**TO BE DONE**:
Locate and copy all lines bearing the word "screenshot".

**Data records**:

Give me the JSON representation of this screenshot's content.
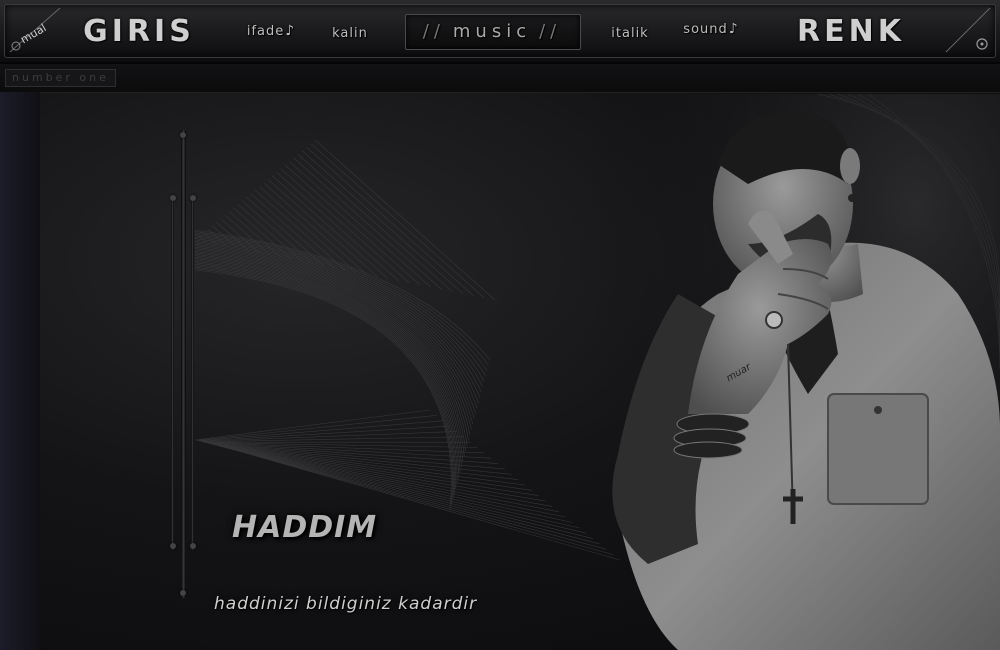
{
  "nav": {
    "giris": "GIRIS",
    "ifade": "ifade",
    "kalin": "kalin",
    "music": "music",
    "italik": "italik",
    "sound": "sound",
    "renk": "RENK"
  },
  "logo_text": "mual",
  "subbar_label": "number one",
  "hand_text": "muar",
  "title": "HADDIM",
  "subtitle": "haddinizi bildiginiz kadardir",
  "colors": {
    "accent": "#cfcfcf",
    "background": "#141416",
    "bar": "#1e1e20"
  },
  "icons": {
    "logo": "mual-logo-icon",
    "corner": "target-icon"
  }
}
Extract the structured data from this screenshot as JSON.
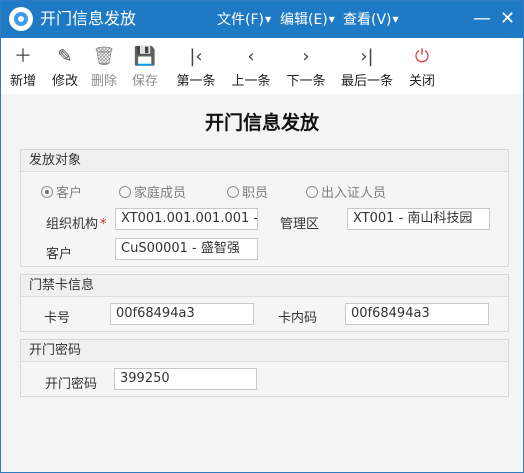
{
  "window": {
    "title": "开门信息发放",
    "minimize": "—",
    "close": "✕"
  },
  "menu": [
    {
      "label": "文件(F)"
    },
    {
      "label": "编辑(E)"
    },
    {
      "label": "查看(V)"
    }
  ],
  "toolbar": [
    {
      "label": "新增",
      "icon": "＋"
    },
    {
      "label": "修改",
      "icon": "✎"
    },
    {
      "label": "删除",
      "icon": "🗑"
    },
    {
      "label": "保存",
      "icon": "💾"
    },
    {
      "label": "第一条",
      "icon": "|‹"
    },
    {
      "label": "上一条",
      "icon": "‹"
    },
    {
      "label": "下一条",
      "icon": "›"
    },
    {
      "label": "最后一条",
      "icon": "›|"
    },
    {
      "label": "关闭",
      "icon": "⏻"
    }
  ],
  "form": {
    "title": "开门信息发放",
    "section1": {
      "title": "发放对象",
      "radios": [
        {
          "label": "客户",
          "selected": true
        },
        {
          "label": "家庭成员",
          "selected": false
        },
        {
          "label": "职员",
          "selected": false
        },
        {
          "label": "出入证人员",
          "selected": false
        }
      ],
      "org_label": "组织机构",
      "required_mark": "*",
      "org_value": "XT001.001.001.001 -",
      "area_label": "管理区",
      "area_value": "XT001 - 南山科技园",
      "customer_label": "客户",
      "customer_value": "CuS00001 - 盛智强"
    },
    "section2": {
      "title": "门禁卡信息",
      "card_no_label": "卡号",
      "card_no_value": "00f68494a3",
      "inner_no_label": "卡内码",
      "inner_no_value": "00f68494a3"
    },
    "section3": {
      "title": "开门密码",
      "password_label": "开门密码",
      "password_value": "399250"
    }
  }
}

==

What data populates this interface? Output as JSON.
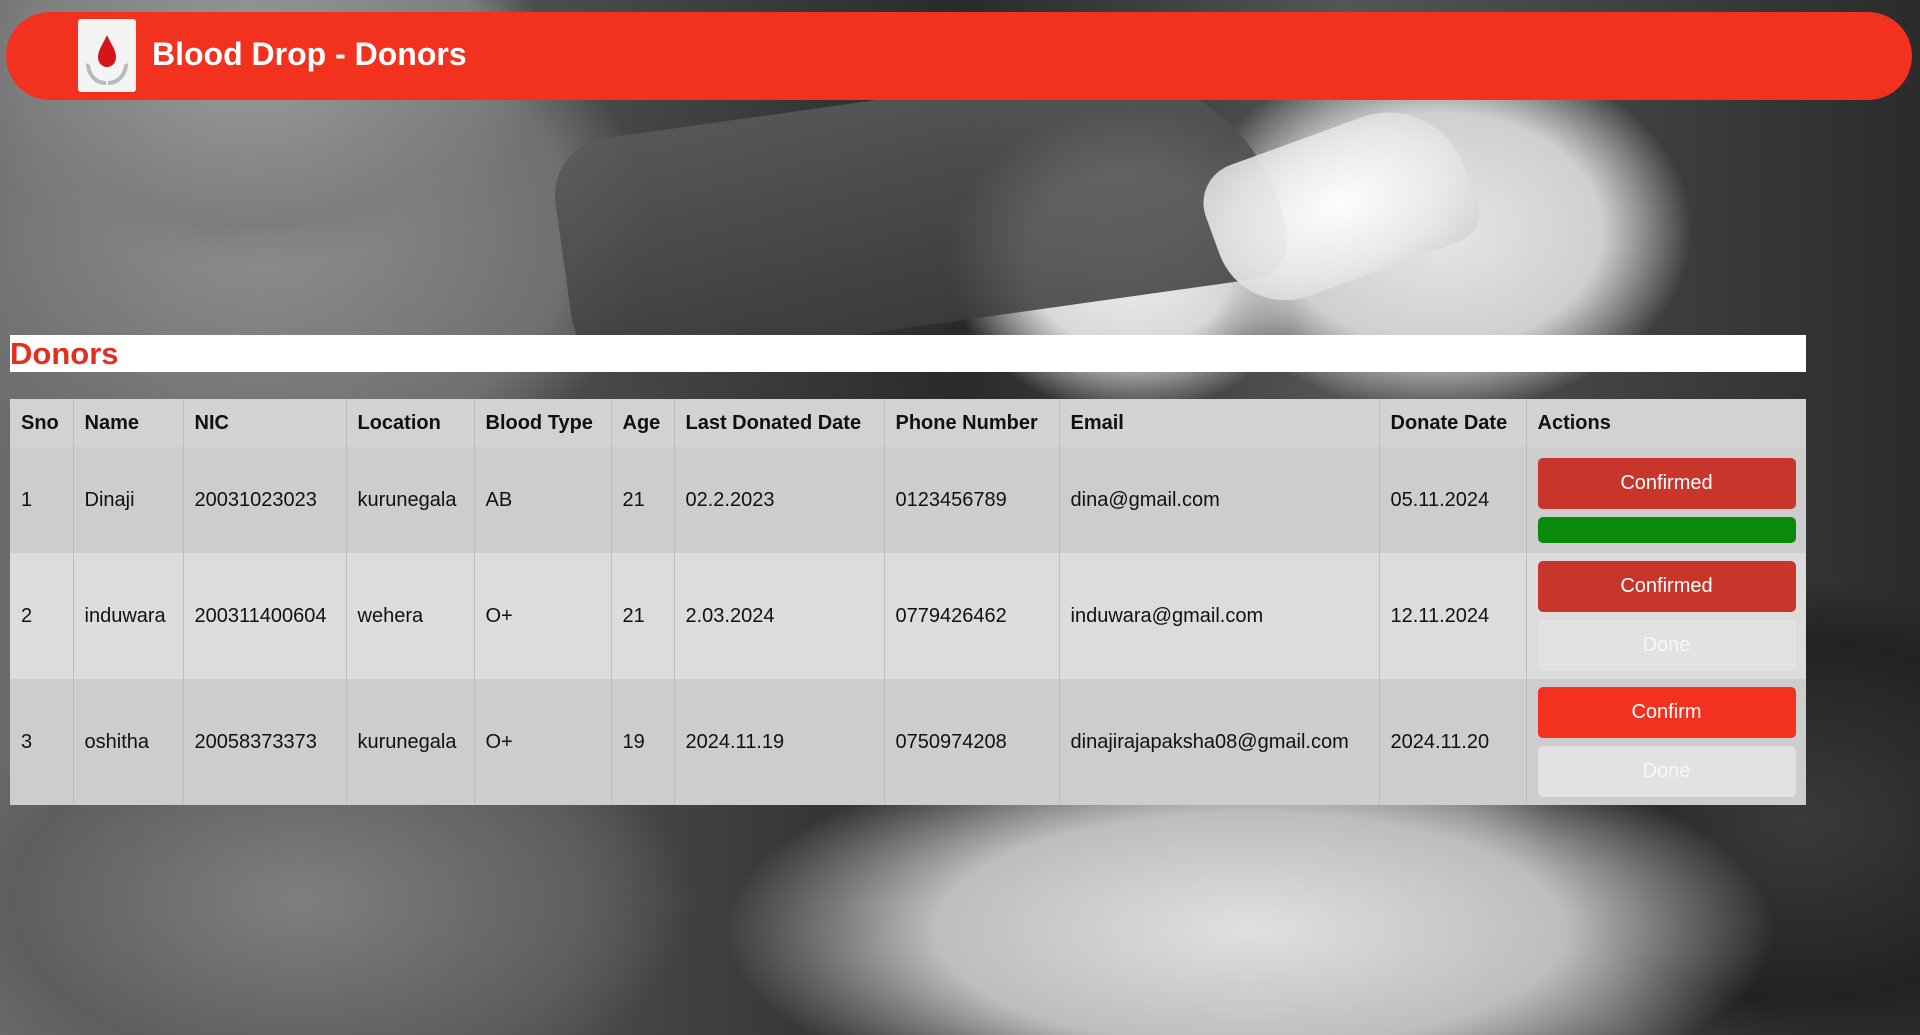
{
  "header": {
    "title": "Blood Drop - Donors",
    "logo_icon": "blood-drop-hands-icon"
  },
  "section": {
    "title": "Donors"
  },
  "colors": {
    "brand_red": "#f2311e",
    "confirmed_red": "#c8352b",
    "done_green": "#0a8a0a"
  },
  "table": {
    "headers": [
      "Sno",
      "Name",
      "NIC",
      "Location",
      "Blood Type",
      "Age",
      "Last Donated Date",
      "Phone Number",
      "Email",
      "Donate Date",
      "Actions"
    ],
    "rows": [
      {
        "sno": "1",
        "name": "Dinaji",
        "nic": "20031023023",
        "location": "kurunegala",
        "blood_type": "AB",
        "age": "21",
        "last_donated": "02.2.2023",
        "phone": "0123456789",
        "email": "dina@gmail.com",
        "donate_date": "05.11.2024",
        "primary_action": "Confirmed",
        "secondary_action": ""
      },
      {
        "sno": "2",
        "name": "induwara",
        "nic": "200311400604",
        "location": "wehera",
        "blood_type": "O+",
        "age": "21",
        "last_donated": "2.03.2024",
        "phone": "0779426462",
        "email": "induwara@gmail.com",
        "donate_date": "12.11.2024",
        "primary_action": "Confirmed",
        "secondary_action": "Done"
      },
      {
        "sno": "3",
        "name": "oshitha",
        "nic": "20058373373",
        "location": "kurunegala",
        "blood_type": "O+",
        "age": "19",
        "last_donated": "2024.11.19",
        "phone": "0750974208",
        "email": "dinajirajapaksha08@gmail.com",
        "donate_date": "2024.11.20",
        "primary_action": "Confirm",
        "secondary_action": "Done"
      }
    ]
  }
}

**WORKED ANSWER**:
Give me the JSON representation of this screenshot's content.
Extract the structured data from this screenshot as JSON.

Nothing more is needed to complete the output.